* _WORK TO COMPLETE_
Reproduce the listing below character for character; drop every image.
....
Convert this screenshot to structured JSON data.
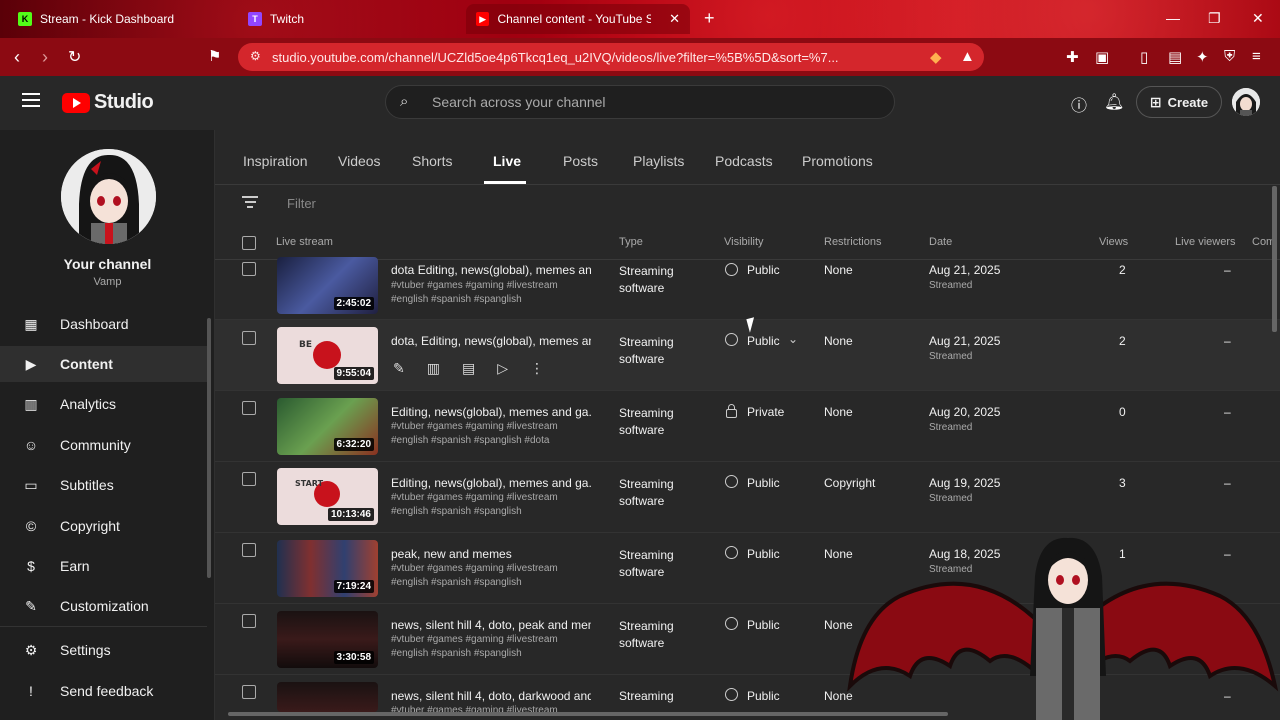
{
  "browser": {
    "tabs": [
      {
        "label": "Stream - Kick Dashboard",
        "fav_color": "#53fc18",
        "fav_glyph": "K"
      },
      {
        "label": "Twitch",
        "fav_color": "#9146ff",
        "fav_glyph": "T"
      },
      {
        "label": "Channel content - YouTube Stud",
        "fav_color": "#ff0000",
        "fav_glyph": "▶"
      }
    ],
    "url": "studio.youtube.com/channel/UCZld5oe4p6Tkcq1eq_u2IVQ/videos/live?filter=%5B%5D&sort=%7..."
  },
  "header": {
    "logo_text": "Studio",
    "search_placeholder": "Search across your channel",
    "create_label": "Create"
  },
  "sidebar": {
    "channel_title": "Your channel",
    "channel_name": "Vamp",
    "items": [
      {
        "label": "Dashboard",
        "icon": "dashboard-icon",
        "glyph": "▦"
      },
      {
        "label": "Content",
        "icon": "content-icon",
        "glyph": "▶"
      },
      {
        "label": "Analytics",
        "icon": "analytics-icon",
        "glyph": "▥"
      },
      {
        "label": "Community",
        "icon": "community-icon",
        "glyph": "☺"
      },
      {
        "label": "Subtitles",
        "icon": "subtitles-icon",
        "glyph": "▭"
      },
      {
        "label": "Copyright",
        "icon": "copyright-icon",
        "glyph": "©"
      },
      {
        "label": "Earn",
        "icon": "earn-icon",
        "glyph": "$"
      },
      {
        "label": "Customization",
        "icon": "customization-icon",
        "glyph": "✎"
      },
      {
        "label": "Settings",
        "icon": "settings-icon",
        "glyph": "⚙"
      },
      {
        "label": "Send feedback",
        "icon": "feedback-icon",
        "glyph": "!"
      }
    ]
  },
  "content_tabs": [
    "Inspiration",
    "Videos",
    "Shorts",
    "Live",
    "Posts",
    "Playlists",
    "Podcasts",
    "Promotions"
  ],
  "filter_placeholder": "Filter",
  "columns": {
    "live_stream": "Live stream",
    "type": "Type",
    "visibility": "Visibility",
    "restrictions": "Restrictions",
    "date": "Date",
    "views": "Views",
    "live_viewers": "Live viewers",
    "comments": "Com"
  },
  "rows": [
    {
      "title": "dota Editing, news(global), memes an...",
      "desc": "#vtuber #games #gaming #livestream #english #spanish #spanglish",
      "duration": "2:45:02",
      "type": "Streaming software",
      "visibility": "Public",
      "restrictions": "None",
      "date": "Aug 21, 2025",
      "date_sub": "Streamed",
      "views": "2",
      "live_viewers": "–",
      "thumb": "#2a3050"
    },
    {
      "title": "dota, Editing, news(global), memes an...",
      "desc": "",
      "duration": "9:55:04",
      "type": "Streaming software",
      "visibility": "Public",
      "restrictions": "None",
      "date": "Aug 21, 2025",
      "date_sub": "Streamed",
      "views": "2",
      "live_viewers": "–",
      "thumb": "#e8d6d6"
    },
    {
      "title": "Editing, news(global), memes and ga...",
      "desc": "#vtuber #games #gaming #livestream #english #spanish #spanglish #dota",
      "duration": "6:32:20",
      "type": "Streaming software",
      "visibility": "Private",
      "restrictions": "None",
      "date": "Aug 20, 2025",
      "date_sub": "Streamed",
      "views": "0",
      "live_viewers": "–",
      "thumb": "#3a6a40"
    },
    {
      "title": "Editing, news(global), memes and ga...",
      "desc": "#vtuber #games #gaming #livestream #english #spanish #spanglish",
      "duration": "10:13:46",
      "type": "Streaming software",
      "visibility": "Public",
      "restrictions": "Copyright",
      "date": "Aug 19, 2025",
      "date_sub": "Streamed",
      "views": "3",
      "live_viewers": "–",
      "thumb": "#ead8d8"
    },
    {
      "title": "peak, new and memes",
      "desc": "#vtuber #games #gaming #livestream #english #spanish #spanglish",
      "duration": "7:19:24",
      "type": "Streaming software",
      "visibility": "Public",
      "restrictions": "None",
      "date": "Aug 18, 2025",
      "date_sub": "Streamed",
      "views": "1",
      "live_viewers": "–",
      "thumb": "#304060"
    },
    {
      "title": "news, silent hill 4, doto, peak and mem...",
      "desc": "#vtuber #games #gaming #livestream #english #spanish #spanglish",
      "duration": "3:30:58",
      "type": "Streaming software",
      "visibility": "Public",
      "restrictions": "None",
      "date": "",
      "date_sub": "",
      "views": "",
      "live_viewers": "",
      "thumb": "#1a1414"
    },
    {
      "title": "news, silent hill 4, doto, darkwood and ...",
      "desc": "#vtuber #games #gaming #livestream",
      "duration": "",
      "type": "Streaming",
      "visibility": "Public",
      "restrictions": "None",
      "date": "",
      "date_sub": "",
      "views": "",
      "live_viewers": "–",
      "thumb": "#1a1414"
    }
  ],
  "colors": {
    "accent": "#ff0000",
    "browser_red": "#c8121c"
  }
}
....
* _OUTPUT FOR THIS EXERCISE_
Convert this screenshot to structured JSON data.
{
  "browser": {
    "tabs": [
      {
        "label": "Stream - Kick Dashboard",
        "fav_color": "#53fc18",
        "fav_glyph": "K"
      },
      {
        "label": "Twitch",
        "fav_color": "#9146ff",
        "fav_glyph": "T"
      },
      {
        "label": "Channel content - YouTube Stud",
        "fav_color": "#ff0000",
        "fav_glyph": "▶"
      }
    ],
    "url": "studio.youtube.com/channel/UCZld5oe4p6Tkcq1eq_u2IVQ/videos/live?filter=%5B%5D&sort=%7..."
  },
  "header": {
    "logo_text": "Studio",
    "search_placeholder": "Search across your channel",
    "create_label": "Create"
  },
  "sidebar": {
    "channel_title": "Your channel",
    "channel_name": "Vamp",
    "items": [
      {
        "label": "Dashboard",
        "icon": "dashboard-icon",
        "glyph": "▦"
      },
      {
        "label": "Content",
        "icon": "content-icon",
        "glyph": "▶"
      },
      {
        "label": "Analytics",
        "icon": "analytics-icon",
        "glyph": "▥"
      },
      {
        "label": "Community",
        "icon": "community-icon",
        "glyph": "☺"
      },
      {
        "label": "Subtitles",
        "icon": "subtitles-icon",
        "glyph": "▭"
      },
      {
        "label": "Copyright",
        "icon": "copyright-icon",
        "glyph": "©"
      },
      {
        "label": "Earn",
        "icon": "earn-icon",
        "glyph": "$"
      },
      {
        "label": "Customization",
        "icon": "customization-icon",
        "glyph": "✎"
      },
      {
        "label": "Settings",
        "icon": "settings-icon",
        "glyph": "⚙"
      },
      {
        "label": "Send feedback",
        "icon": "feedback-icon",
        "glyph": "!"
      }
    ]
  },
  "content_tabs": [
    "Inspiration",
    "Videos",
    "Shorts",
    "Live",
    "Posts",
    "Playlists",
    "Podcasts",
    "Promotions"
  ],
  "filter_placeholder": "Filter",
  "columns": {
    "live_stream": "Live stream",
    "type": "Type",
    "visibility": "Visibility",
    "restrictions": "Restrictions",
    "date": "Date",
    "views": "Views",
    "live_viewers": "Live viewers",
    "comments": "Com"
  },
  "rows": [
    {
      "title": "dota Editing, news(global), memes an...",
      "desc": "#vtuber #games #gaming #livestream #english #spanish #spanglish",
      "duration": "2:45:02",
      "type": "Streaming software",
      "visibility": "Public",
      "restrictions": "None",
      "date": "Aug 21, 2025",
      "date_sub": "Streamed",
      "views": "2",
      "live_viewers": "–",
      "thumb": "#2a3050"
    },
    {
      "title": "dota, Editing, news(global), memes an...",
      "desc": "",
      "duration": "9:55:04",
      "type": "Streaming software",
      "visibility": "Public",
      "restrictions": "None",
      "date": "Aug 21, 2025",
      "date_sub": "Streamed",
      "views": "2",
      "live_viewers": "–",
      "thumb": "#e8d6d6"
    },
    {
      "title": "Editing, news(global), memes and ga...",
      "desc": "#vtuber #games #gaming #livestream #english #spanish #spanglish #dota",
      "duration": "6:32:20",
      "type": "Streaming software",
      "visibility": "Private",
      "restrictions": "None",
      "date": "Aug 20, 2025",
      "date_sub": "Streamed",
      "views": "0",
      "live_viewers": "–",
      "thumb": "#3a6a40"
    },
    {
      "title": "Editing, news(global), memes and ga...",
      "desc": "#vtuber #games #gaming #livestream #english #spanish #spanglish",
      "duration": "10:13:46",
      "type": "Streaming software",
      "visibility": "Public",
      "restrictions": "Copyright",
      "date": "Aug 19, 2025",
      "date_sub": "Streamed",
      "views": "3",
      "live_viewers": "–",
      "thumb": "#ead8d8"
    },
    {
      "title": "peak, new and memes",
      "desc": "#vtuber #games #gaming #livestream #english #spanish #spanglish",
      "duration": "7:19:24",
      "type": "Streaming software",
      "visibility": "Public",
      "restrictions": "None",
      "date": "Aug 18, 2025",
      "date_sub": "Streamed",
      "views": "1",
      "live_viewers": "–",
      "thumb": "#304060"
    },
    {
      "title": "news, silent hill 4, doto, peak and mem...",
      "desc": "#vtuber #games #gaming #livestream #english #spanish #spanglish",
      "duration": "3:30:58",
      "type": "Streaming software",
      "visibility": "Public",
      "restrictions": "None",
      "date": "",
      "date_sub": "",
      "views": "",
      "live_viewers": "",
      "thumb": "#1a1414"
    },
    {
      "title": "news, silent hill 4, doto, darkwood and ...",
      "desc": "#vtuber #games #gaming #livestream",
      "duration": "",
      "type": "Streaming",
      "visibility": "Public",
      "restrictions": "None",
      "date": "",
      "date_sub": "",
      "views": "",
      "live_viewers": "–",
      "thumb": "#1a1414"
    }
  ],
  "colors": {
    "accent": "#ff0000",
    "browser_red": "#c8121c"
  }
}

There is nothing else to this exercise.